▶ [Task statement]: All entries are to be quoted exactly; the images stay out of the copy.

▶ [Records to process]:
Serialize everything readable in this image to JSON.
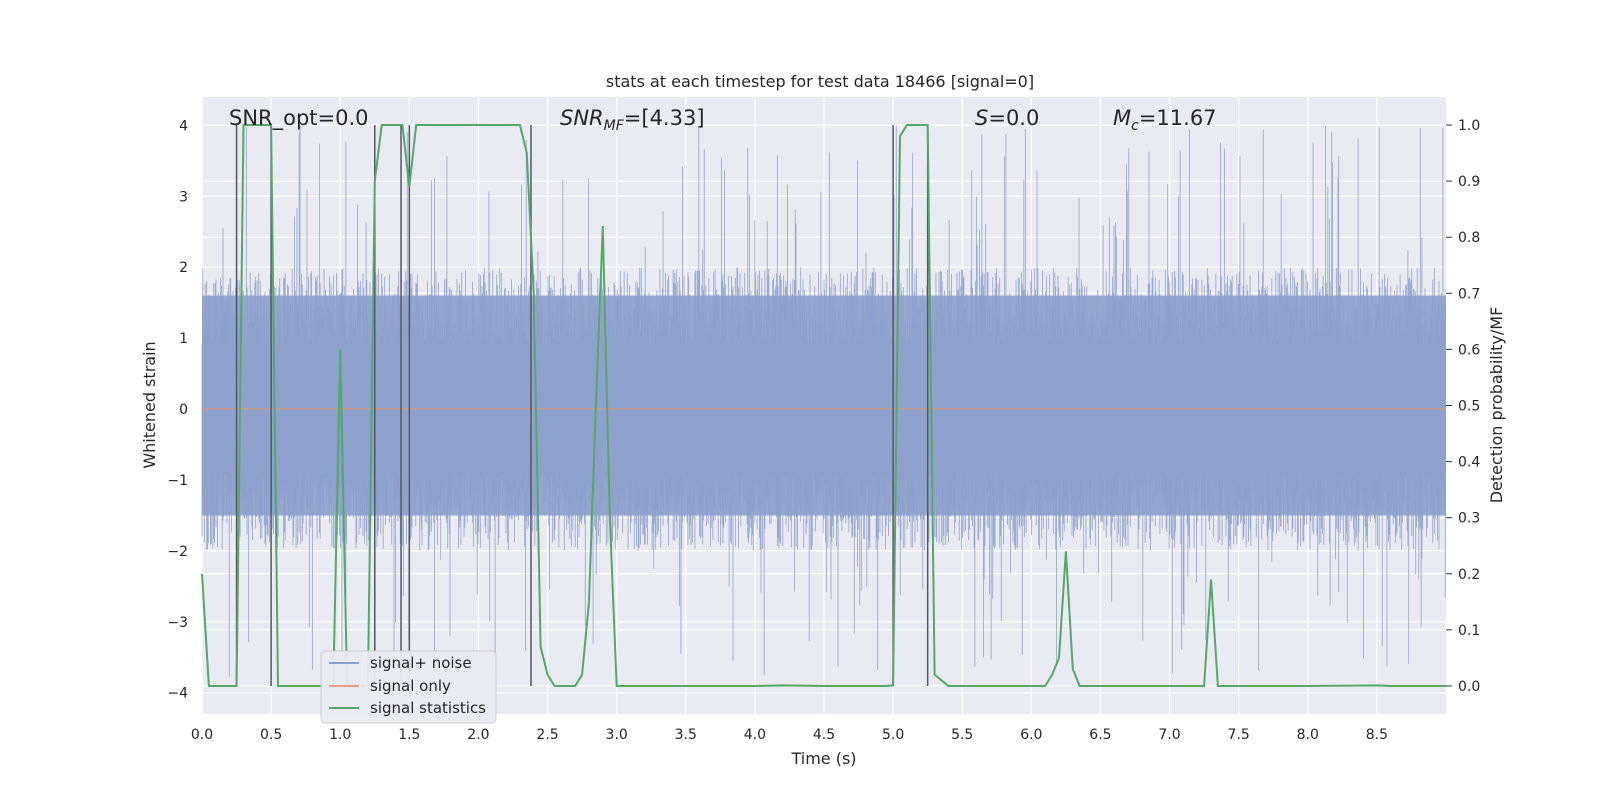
{
  "chart_data": {
    "type": "line",
    "title": "stats at each timestep for test data 18466 [signal=0]",
    "xlabel": "Time (s)",
    "ylabel_left": "Whitened strain",
    "ylabel_right": "Detection probability/MF",
    "xlim": [
      0.0,
      9.0
    ],
    "ylim_left": [
      -4.3,
      4.4
    ],
    "ylim_right": [
      -0.05,
      1.05
    ],
    "grid": true,
    "legend_position": "lower-left",
    "x_ticks": [
      "0.0",
      "0.5",
      "1.0",
      "1.5",
      "2.0",
      "2.5",
      "3.0",
      "3.5",
      "4.0",
      "4.5",
      "5.0",
      "5.5",
      "6.0",
      "6.5",
      "7.0",
      "7.5",
      "8.0",
      "8.5"
    ],
    "y_ticks_left": [
      "−4",
      "−3",
      "−2",
      "−1",
      "0",
      "1",
      "2",
      "3",
      "4"
    ],
    "y_ticks_right": [
      "0.0",
      "0.1",
      "0.2",
      "0.3",
      "0.4",
      "0.5",
      "0.6",
      "0.7",
      "0.8",
      "0.9",
      "1.0"
    ],
    "annotations": [
      {
        "id": "snr_opt",
        "text": "SNR_opt=0.0"
      },
      {
        "id": "snr_mf",
        "text": "SNR_MF=[4.33]"
      },
      {
        "id": "s",
        "text": "S=0.0"
      },
      {
        "id": "mc",
        "text": "M_c=11.67"
      }
    ],
    "series": [
      {
        "name": "signal+ noise",
        "color": "#8da0cb",
        "axis": "left",
        "description_values": {
          "typical_range": [
            -2.0,
            2.0
          ],
          "peak_max": 4.0,
          "peak_min": -3.9
        }
      },
      {
        "name": "signal only",
        "color": "#e8a07f",
        "axis": "left",
        "y_constant": 0.0
      },
      {
        "name": "signal statistics",
        "color": "#55a868",
        "axis": "right",
        "x": [
          0.0,
          0.05,
          0.1,
          0.15,
          0.2,
          0.25,
          0.3,
          0.35,
          0.4,
          0.45,
          0.5,
          0.55,
          0.6,
          0.65,
          0.7,
          0.75,
          0.8,
          0.85,
          0.9,
          0.95,
          1.0,
          1.05,
          1.1,
          1.15,
          1.2,
          1.25,
          1.3,
          1.35,
          1.4,
          1.45,
          1.5,
          1.55,
          1.6,
          1.65,
          1.7,
          1.75,
          1.8,
          1.85,
          1.9,
          1.95,
          2.0,
          2.05,
          2.1,
          2.15,
          2.2,
          2.25,
          2.3,
          2.35,
          2.4,
          2.45,
          2.5,
          2.55,
          2.6,
          2.65,
          2.7,
          2.75,
          2.8,
          2.85,
          2.9,
          2.95,
          3.0,
          3.05,
          3.1,
          3.5,
          4.0,
          4.2,
          4.5,
          4.9,
          4.95,
          5.0,
          5.05,
          5.1,
          5.15,
          5.2,
          5.25,
          5.3,
          5.35,
          5.4,
          5.45,
          6.0,
          6.1,
          6.15,
          6.2,
          6.25,
          6.3,
          6.35,
          6.4,
          7.0,
          7.2,
          7.25,
          7.3,
          7.35,
          7.4,
          7.45,
          8.0,
          8.5,
          8.6,
          8.9,
          9.0
        ],
        "y": [
          0.2,
          0.0,
          0.0,
          0.0,
          0.0,
          0.0,
          1.0,
          1.0,
          1.0,
          1.0,
          1.0,
          0.0,
          0.0,
          0.0,
          0.0,
          0.0,
          0.0,
          0.0,
          0.0,
          0.0,
          0.6,
          0.0,
          0.0,
          0.0,
          0.0,
          0.9,
          1.0,
          1.0,
          1.0,
          1.0,
          0.89,
          1.0,
          1.0,
          1.0,
          1.0,
          1.0,
          1.0,
          1.0,
          1.0,
          1.0,
          1.0,
          1.0,
          1.0,
          1.0,
          1.0,
          1.0,
          1.0,
          0.95,
          0.7,
          0.07,
          0.02,
          0.0,
          0.0,
          0.0,
          0.0,
          0.02,
          0.15,
          0.5,
          0.82,
          0.3,
          0.0,
          0.0,
          0.0,
          0.0,
          0.0,
          0.001,
          0.0,
          0.0,
          0.0,
          0.001,
          0.98,
          1.0,
          1.0,
          1.0,
          1.0,
          0.02,
          0.01,
          0.0,
          0.0,
          0.0,
          0.0,
          0.02,
          0.05,
          0.24,
          0.03,
          0.0,
          0.0,
          0.0,
          0.0,
          0.0,
          0.19,
          0.0,
          0.0,
          0.0,
          0.0,
          0.001,
          0.0,
          0.0,
          0.0
        ]
      }
    ],
    "vertical_markers_x": [
      0.25,
      0.5,
      1.25,
      1.44,
      1.5,
      2.38,
      5.0,
      5.25
    ]
  }
}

▶ [Answer in full]:
Serialize everything readable in this image to JSON.
{
  "chart_data": {
    "type": "line",
    "title": "stats at each timestep for test data 18466 [signal=0]",
    "xlabel": "Time (s)",
    "ylabel_left": "Whitened strain",
    "ylabel_right": "Detection probability/MF",
    "xlim": [
      0.0,
      9.0
    ],
    "ylim_left": [
      -4.3,
      4.4
    ],
    "ylim_right": [
      -0.05,
      1.05
    ],
    "grid": true,
    "legend_position": "lower-left",
    "x_ticks": [
      "0.0",
      "0.5",
      "1.0",
      "1.5",
      "2.0",
      "2.5",
      "3.0",
      "3.5",
      "4.0",
      "4.5",
      "5.0",
      "5.5",
      "6.0",
      "6.5",
      "7.0",
      "7.5",
      "8.0",
      "8.5"
    ],
    "y_ticks_left": [
      "−4",
      "−3",
      "−2",
      "−1",
      "0",
      "1",
      "2",
      "3",
      "4"
    ],
    "y_ticks_right": [
      "0.0",
      "0.1",
      "0.2",
      "0.3",
      "0.4",
      "0.5",
      "0.6",
      "0.7",
      "0.8",
      "0.9",
      "1.0"
    ],
    "annotations": [
      {
        "id": "snr_opt",
        "text": "SNR_opt=0.0"
      },
      {
        "id": "snr_mf",
        "text": "SNR_MF=[4.33]"
      },
      {
        "id": "s",
        "text": "S=0.0"
      },
      {
        "id": "mc",
        "text": "M_c=11.67"
      }
    ],
    "series": [
      {
        "name": "signal+ noise",
        "color": "#8da0cb",
        "axis": "left",
        "description_values": {
          "typical_range": [
            -2.0,
            2.0
          ],
          "peak_max": 4.0,
          "peak_min": -3.9
        }
      },
      {
        "name": "signal only",
        "color": "#e8a07f",
        "axis": "left",
        "y_constant": 0.0
      },
      {
        "name": "signal statistics",
        "color": "#55a868",
        "axis": "right",
        "x": [
          0.0,
          0.05,
          0.1,
          0.15,
          0.2,
          0.25,
          0.3,
          0.35,
          0.4,
          0.45,
          0.5,
          0.55,
          0.6,
          0.65,
          0.7,
          0.75,
          0.8,
          0.85,
          0.9,
          0.95,
          1.0,
          1.05,
          1.1,
          1.15,
          1.2,
          1.25,
          1.3,
          1.35,
          1.4,
          1.45,
          1.5,
          1.55,
          1.6,
          1.65,
          1.7,
          1.75,
          1.8,
          1.85,
          1.9,
          1.95,
          2.0,
          2.05,
          2.1,
          2.15,
          2.2,
          2.25,
          2.3,
          2.35,
          2.4,
          2.45,
          2.5,
          2.55,
          2.6,
          2.65,
          2.7,
          2.75,
          2.8,
          2.85,
          2.9,
          2.95,
          3.0,
          3.05,
          3.1,
          3.5,
          4.0,
          4.2,
          4.5,
          4.9,
          4.95,
          5.0,
          5.05,
          5.1,
          5.15,
          5.2,
          5.25,
          5.3,
          5.35,
          5.4,
          5.45,
          6.0,
          6.1,
          6.15,
          6.2,
          6.25,
          6.3,
          6.35,
          6.4,
          7.0,
          7.2,
          7.25,
          7.3,
          7.35,
          7.4,
          7.45,
          8.0,
          8.5,
          8.6,
          8.9,
          9.0
        ],
        "y": [
          0.2,
          0.0,
          0.0,
          0.0,
          0.0,
          0.0,
          1.0,
          1.0,
          1.0,
          1.0,
          1.0,
          0.0,
          0.0,
          0.0,
          0.0,
          0.0,
          0.0,
          0.0,
          0.0,
          0.0,
          0.6,
          0.0,
          0.0,
          0.0,
          0.0,
          0.9,
          1.0,
          1.0,
          1.0,
          1.0,
          0.89,
          1.0,
          1.0,
          1.0,
          1.0,
          1.0,
          1.0,
          1.0,
          1.0,
          1.0,
          1.0,
          1.0,
          1.0,
          1.0,
          1.0,
          1.0,
          1.0,
          0.95,
          0.7,
          0.07,
          0.02,
          0.0,
          0.0,
          0.0,
          0.0,
          0.02,
          0.15,
          0.5,
          0.82,
          0.3,
          0.0,
          0.0,
          0.0,
          0.0,
          0.0,
          0.001,
          0.0,
          0.0,
          0.0,
          0.001,
          0.98,
          1.0,
          1.0,
          1.0,
          1.0,
          0.02,
          0.01,
          0.0,
          0.0,
          0.0,
          0.0,
          0.02,
          0.05,
          0.24,
          0.03,
          0.0,
          0.0,
          0.0,
          0.0,
          0.0,
          0.19,
          0.0,
          0.0,
          0.0,
          0.0,
          0.001,
          0.0,
          0.0,
          0.0
        ]
      }
    ],
    "vertical_markers_x": [
      0.25,
      0.5,
      1.25,
      1.44,
      1.5,
      2.38,
      5.0,
      5.25
    ]
  }
}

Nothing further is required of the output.